## Given instruction:
Check each line of the listing for the string "Suoi", then state how many lines have it. Only the number is wanted.

## Dataset records:
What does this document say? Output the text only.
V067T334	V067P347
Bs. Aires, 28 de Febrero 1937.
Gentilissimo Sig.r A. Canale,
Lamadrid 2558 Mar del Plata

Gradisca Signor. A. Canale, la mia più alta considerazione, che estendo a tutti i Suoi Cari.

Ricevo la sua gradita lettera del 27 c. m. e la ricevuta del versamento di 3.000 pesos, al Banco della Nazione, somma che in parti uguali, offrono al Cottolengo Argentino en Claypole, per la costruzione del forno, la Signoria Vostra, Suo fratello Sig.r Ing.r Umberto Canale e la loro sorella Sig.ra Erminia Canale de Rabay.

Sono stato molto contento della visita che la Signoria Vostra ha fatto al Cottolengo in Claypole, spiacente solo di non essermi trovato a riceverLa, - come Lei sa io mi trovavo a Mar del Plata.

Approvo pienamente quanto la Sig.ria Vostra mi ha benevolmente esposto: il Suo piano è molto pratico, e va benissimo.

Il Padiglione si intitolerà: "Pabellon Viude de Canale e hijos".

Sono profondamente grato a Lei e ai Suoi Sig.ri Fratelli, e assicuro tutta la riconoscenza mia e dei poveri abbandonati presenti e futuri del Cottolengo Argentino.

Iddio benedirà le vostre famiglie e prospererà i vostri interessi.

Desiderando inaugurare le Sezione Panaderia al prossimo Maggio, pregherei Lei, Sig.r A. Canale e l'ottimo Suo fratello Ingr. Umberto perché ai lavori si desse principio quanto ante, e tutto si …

## Final result:
2